» **What is being asked**:
Leave out any picture and return the remaining listing below exactly as given.

» **Working data**:
◆ ◆ ◆ ◆ ◆ ◆ ◆
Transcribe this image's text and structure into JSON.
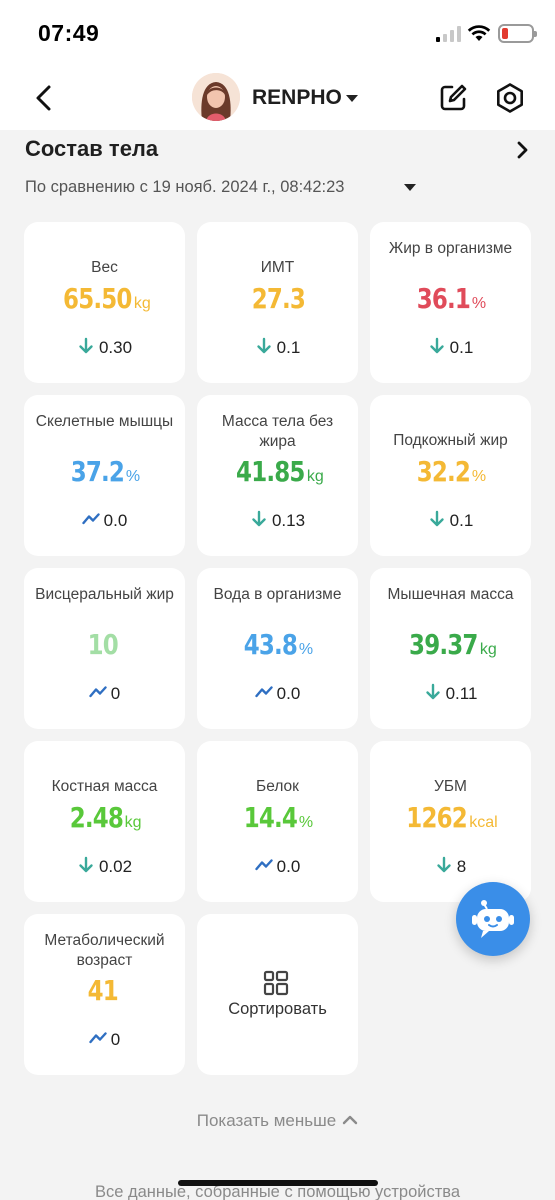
{
  "status_bar": {
    "time": "07:49"
  },
  "nav": {
    "user_name": "RENPHO"
  },
  "section": {
    "title": "Состав тела",
    "compare_text": "По сравнению с 19 нояб. 2024 г., 08:42:23"
  },
  "colors": {
    "orange": "#f4b935",
    "red": "#e04b5a",
    "blue": "#4aa3e8",
    "green": "#3aaa4a",
    "light_green": "#a3dea5",
    "bright_green": "#59c83a",
    "teal_arrow": "#39a99a",
    "blue_wave": "#2f6fc2",
    "fab_blue": "#3a8ee8"
  },
  "metrics": [
    {
      "label": "Вес",
      "value": "65.50",
      "unit": "kg",
      "delta": "0.30",
      "trend": "down",
      "color": "#f4b935"
    },
    {
      "label": "ИМТ",
      "value": "27.3",
      "unit": "",
      "delta": "0.1",
      "trend": "down",
      "color": "#f4b935"
    },
    {
      "label": "Жир в организме",
      "value": "36.1",
      "unit": "%",
      "delta": "0.1",
      "trend": "down",
      "color": "#e04b5a"
    },
    {
      "label": "Скелетные мышцы",
      "value": "37.2",
      "unit": "%",
      "delta": "0.0",
      "trend": "flat",
      "color": "#4aa3e8"
    },
    {
      "label": "Масса тела без жира",
      "value": "41.85",
      "unit": "kg",
      "delta": "0.13",
      "trend": "down",
      "color": "#3aaa4a"
    },
    {
      "label": "Подкожный жир",
      "value": "32.2",
      "unit": "%",
      "delta": "0.1",
      "trend": "down",
      "color": "#f4b935"
    },
    {
      "label": "Висцеральный жир",
      "value": "10",
      "unit": "",
      "delta": "0",
      "trend": "flat",
      "color": "#a3dea5"
    },
    {
      "label": "Вода в организме",
      "value": "43.8",
      "unit": "%",
      "delta": "0.0",
      "trend": "flat",
      "color": "#4aa3e8"
    },
    {
      "label": "Мышечная масса",
      "value": "39.37",
      "unit": "kg",
      "delta": "0.11",
      "trend": "down",
      "color": "#3aaa4a"
    },
    {
      "label": "Костная масса",
      "value": "2.48",
      "unit": "kg",
      "delta": "0.02",
      "trend": "down",
      "color": "#59c83a"
    },
    {
      "label": "Белок",
      "value": "14.4",
      "unit": "%",
      "delta": "0.0",
      "trend": "flat",
      "color": "#59c83a"
    },
    {
      "label": "УБМ",
      "value": "1262",
      "unit": "kcal",
      "delta": "8",
      "trend": "down",
      "color": "#f4b935"
    },
    {
      "label": "Метаболический возраст",
      "value": "41",
      "unit": "",
      "delta": "0",
      "trend": "flat",
      "color": "#f4b935"
    }
  ],
  "sort_label": "Сортировать",
  "show_less": "Показать меньше",
  "footer_text": "Все данные, собранные с помощью устройства"
}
◆ ◆ ◆ ◆ ◆ ◆ ◆
» **The solution**:
Transcribe this image's text and structure into JSON.
{
  "status_bar": {
    "time": "07:49"
  },
  "nav": {
    "user_name": "RENPHO"
  },
  "section": {
    "title": "Состав тела",
    "compare_text": "По сравнению с 19 нояб. 2024 г., 08:42:23"
  },
  "colors": {
    "orange": "#f4b935",
    "red": "#e04b5a",
    "blue": "#4aa3e8",
    "green": "#3aaa4a",
    "light_green": "#a3dea5",
    "bright_green": "#59c83a",
    "teal_arrow": "#39a99a",
    "blue_wave": "#2f6fc2",
    "fab_blue": "#3a8ee8"
  },
  "metrics": [
    {
      "label": "Вес",
      "value": "65.50",
      "unit": "kg",
      "delta": "0.30",
      "trend": "down",
      "color": "#f4b935"
    },
    {
      "label": "ИМТ",
      "value": "27.3",
      "unit": "",
      "delta": "0.1",
      "trend": "down",
      "color": "#f4b935"
    },
    {
      "label": "Жир в организме",
      "value": "36.1",
      "unit": "%",
      "delta": "0.1",
      "trend": "down",
      "color": "#e04b5a"
    },
    {
      "label": "Скелетные мышцы",
      "value": "37.2",
      "unit": "%",
      "delta": "0.0",
      "trend": "flat",
      "color": "#4aa3e8"
    },
    {
      "label": "Масса тела без жира",
      "value": "41.85",
      "unit": "kg",
      "delta": "0.13",
      "trend": "down",
      "color": "#3aaa4a"
    },
    {
      "label": "Подкожный жир",
      "value": "32.2",
      "unit": "%",
      "delta": "0.1",
      "trend": "down",
      "color": "#f4b935"
    },
    {
      "label": "Висцеральный жир",
      "value": "10",
      "unit": "",
      "delta": "0",
      "trend": "flat",
      "color": "#a3dea5"
    },
    {
      "label": "Вода в организме",
      "value": "43.8",
      "unit": "%",
      "delta": "0.0",
      "trend": "flat",
      "color": "#4aa3e8"
    },
    {
      "label": "Мышечная масса",
      "value": "39.37",
      "unit": "kg",
      "delta": "0.11",
      "trend": "down",
      "color": "#3aaa4a"
    },
    {
      "label": "Костная масса",
      "value": "2.48",
      "unit": "kg",
      "delta": "0.02",
      "trend": "down",
      "color": "#59c83a"
    },
    {
      "label": "Белок",
      "value": "14.4",
      "unit": "%",
      "delta": "0.0",
      "trend": "flat",
      "color": "#59c83a"
    },
    {
      "label": "УБМ",
      "value": "1262",
      "unit": "kcal",
      "delta": "8",
      "trend": "down",
      "color": "#f4b935"
    },
    {
      "label": "Метаболический возраст",
      "value": "41",
      "unit": "",
      "delta": "0",
      "trend": "flat",
      "color": "#f4b935"
    }
  ],
  "sort_label": "Сортировать",
  "show_less": "Показать меньше",
  "footer_text": "Все данные, собранные с помощью устройства"
}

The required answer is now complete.